-- START --

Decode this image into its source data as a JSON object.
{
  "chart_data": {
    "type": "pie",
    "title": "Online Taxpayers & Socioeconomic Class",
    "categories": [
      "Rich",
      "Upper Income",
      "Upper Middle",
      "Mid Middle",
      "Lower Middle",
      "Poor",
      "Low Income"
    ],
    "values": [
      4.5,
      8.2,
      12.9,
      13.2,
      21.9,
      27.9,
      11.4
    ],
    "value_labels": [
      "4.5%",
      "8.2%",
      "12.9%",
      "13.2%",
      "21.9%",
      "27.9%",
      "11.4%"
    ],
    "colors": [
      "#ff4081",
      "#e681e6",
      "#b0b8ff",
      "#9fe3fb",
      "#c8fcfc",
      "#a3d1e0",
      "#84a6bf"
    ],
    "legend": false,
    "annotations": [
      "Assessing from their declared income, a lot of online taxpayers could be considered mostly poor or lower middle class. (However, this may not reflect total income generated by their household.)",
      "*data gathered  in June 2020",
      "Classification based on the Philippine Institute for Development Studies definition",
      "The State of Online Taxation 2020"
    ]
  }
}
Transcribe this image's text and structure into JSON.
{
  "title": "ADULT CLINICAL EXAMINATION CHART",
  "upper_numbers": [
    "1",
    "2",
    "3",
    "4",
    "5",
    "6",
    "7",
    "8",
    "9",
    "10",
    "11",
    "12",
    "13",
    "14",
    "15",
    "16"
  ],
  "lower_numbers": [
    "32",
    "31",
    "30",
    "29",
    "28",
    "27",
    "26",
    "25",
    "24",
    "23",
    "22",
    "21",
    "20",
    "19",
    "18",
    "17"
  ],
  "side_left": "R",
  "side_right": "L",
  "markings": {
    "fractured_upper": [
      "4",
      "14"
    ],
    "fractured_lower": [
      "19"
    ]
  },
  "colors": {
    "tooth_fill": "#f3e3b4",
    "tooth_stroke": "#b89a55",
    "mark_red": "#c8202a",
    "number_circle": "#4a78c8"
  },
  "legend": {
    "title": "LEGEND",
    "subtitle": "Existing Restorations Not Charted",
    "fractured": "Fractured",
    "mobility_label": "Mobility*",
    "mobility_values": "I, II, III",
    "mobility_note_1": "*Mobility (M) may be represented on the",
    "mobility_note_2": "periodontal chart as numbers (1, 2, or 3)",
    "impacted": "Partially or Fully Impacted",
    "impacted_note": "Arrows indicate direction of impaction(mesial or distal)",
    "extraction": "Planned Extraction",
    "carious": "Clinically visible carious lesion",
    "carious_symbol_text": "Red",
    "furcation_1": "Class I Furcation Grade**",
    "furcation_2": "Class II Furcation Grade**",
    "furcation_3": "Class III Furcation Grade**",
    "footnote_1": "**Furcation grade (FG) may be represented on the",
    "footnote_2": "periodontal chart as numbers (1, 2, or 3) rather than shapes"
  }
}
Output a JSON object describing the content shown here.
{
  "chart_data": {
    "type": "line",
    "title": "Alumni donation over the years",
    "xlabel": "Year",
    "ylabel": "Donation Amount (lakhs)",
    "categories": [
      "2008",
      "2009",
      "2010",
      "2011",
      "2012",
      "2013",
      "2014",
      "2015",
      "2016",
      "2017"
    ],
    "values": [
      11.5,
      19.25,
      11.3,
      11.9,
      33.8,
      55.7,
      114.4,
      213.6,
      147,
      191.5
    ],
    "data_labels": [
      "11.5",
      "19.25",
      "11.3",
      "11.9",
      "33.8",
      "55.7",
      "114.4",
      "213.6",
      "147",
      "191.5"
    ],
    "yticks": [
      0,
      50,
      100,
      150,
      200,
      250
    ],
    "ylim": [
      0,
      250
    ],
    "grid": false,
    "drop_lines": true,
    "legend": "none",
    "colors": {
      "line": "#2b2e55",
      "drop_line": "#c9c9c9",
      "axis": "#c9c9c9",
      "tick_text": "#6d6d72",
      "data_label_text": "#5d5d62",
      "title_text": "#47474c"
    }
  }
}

-- END --

→ What the exercise asks
Extract every record and return it verbatim.

→ Full solution
Decode this image into its source data as a JSON object.
{
  "chart_data": {
    "type": "pie",
    "title": "Online Taxpayers & Socioeconomic Class",
    "categories": [
      "Rich",
      "Upper Income",
      "Upper Middle",
      "Mid Middle",
      "Lower Middle",
      "Poor",
      "Low Income"
    ],
    "values": [
      4.5,
      8.2,
      12.9,
      13.2,
      21.9,
      27.9,
      11.4
    ],
    "value_labels": [
      "4.5%",
      "8.2%",
      "12.9%",
      "13.2%",
      "21.9%",
      "27.9%",
      "11.4%"
    ],
    "colors": [
      "#ff4081",
      "#e681e6",
      "#b0b8ff",
      "#9fe3fb",
      "#c8fcfc",
      "#a3d1e0",
      "#84a6bf"
    ],
    "legend": false,
    "annotations": [
      "Assessing from their declared income, a lot of online taxpayers could be considered mostly poor or lower middle class. (However, this may not reflect total income generated by their household.)",
      "*data gathered  in June 2020",
      "Classification based on the Philippine Institute for Development Studies definition",
      "The State of Online Taxation 2020"
    ]
  }
}
Transcribe this image's text and structure into JSON.
{
  "title": "ADULT CLINICAL EXAMINATION CHART",
  "upper_numbers": [
    "1",
    "2",
    "3",
    "4",
    "5",
    "6",
    "7",
    "8",
    "9",
    "10",
    "11",
    "12",
    "13",
    "14",
    "15",
    "16"
  ],
  "lower_numbers": [
    "32",
    "31",
    "30",
    "29",
    "28",
    "27",
    "26",
    "25",
    "24",
    "23",
    "22",
    "21",
    "20",
    "19",
    "18",
    "17"
  ],
  "side_left": "R",
  "side_right": "L",
  "markings": {
    "fractured_upper": [
      "4",
      "14"
    ],
    "fractured_lower": [
      "19"
    ]
  },
  "colors": {
    "tooth_fill": "#f3e3b4",
    "tooth_stroke": "#b89a55",
    "mark_red": "#c8202a",
    "number_circle": "#4a78c8"
  },
  "legend": {
    "title": "LEGEND",
    "subtitle": "Existing Restorations Not Charted",
    "fractured": "Fractured",
    "mobility_label": "Mobility*",
    "mobility_values": "I, II, III",
    "mobility_note_1": "*Mobility (M) may be represented on the",
    "mobility_note_2": "periodontal chart as numbers (1, 2, or 3)",
    "impacted": "Partially or Fully Impacted",
    "impacted_note": "Arrows indicate direction of impaction(mesial or distal)",
    "extraction": "Planned Extraction",
    "carious": "Clinically visible carious lesion",
    "carious_symbol_text": "Red",
    "furcation_1": "Class I Furcation Grade**",
    "furcation_2": "Class II Furcation Grade**",
    "furcation_3": "Class III Furcation Grade**",
    "footnote_1": "**Furcation grade (FG) may be represented on the",
    "footnote_2": "periodontal chart as numbers (1, 2, or 3) rather than shapes"
  }
}
Output a JSON object describing the content shown here.
{
  "chart_data": {
    "type": "line",
    "title": "Alumni donation over the years",
    "xlabel": "Year",
    "ylabel": "Donation Amount (lakhs)",
    "categories": [
      "2008",
      "2009",
      "2010",
      "2011",
      "2012",
      "2013",
      "2014",
      "2015",
      "2016",
      "2017"
    ],
    "values": [
      11.5,
      19.25,
      11.3,
      11.9,
      33.8,
      55.7,
      114.4,
      213.6,
      147,
      191.5
    ],
    "data_labels": [
      "11.5",
      "19.25",
      "11.3",
      "11.9",
      "33.8",
      "55.7",
      "114.4",
      "213.6",
      "147",
      "191.5"
    ],
    "yticks": [
      0,
      50,
      100,
      150,
      200,
      250
    ],
    "ylim": [
      0,
      250
    ],
    "grid": false,
    "drop_lines": true,
    "legend": "none",
    "colors": {
      "line": "#2b2e55",
      "drop_line": "#c9c9c9",
      "axis": "#c9c9c9",
      "tick_text": "#6d6d72",
      "data_label_text": "#5d5d62",
      "title_text": "#47474c"
    }
  }
}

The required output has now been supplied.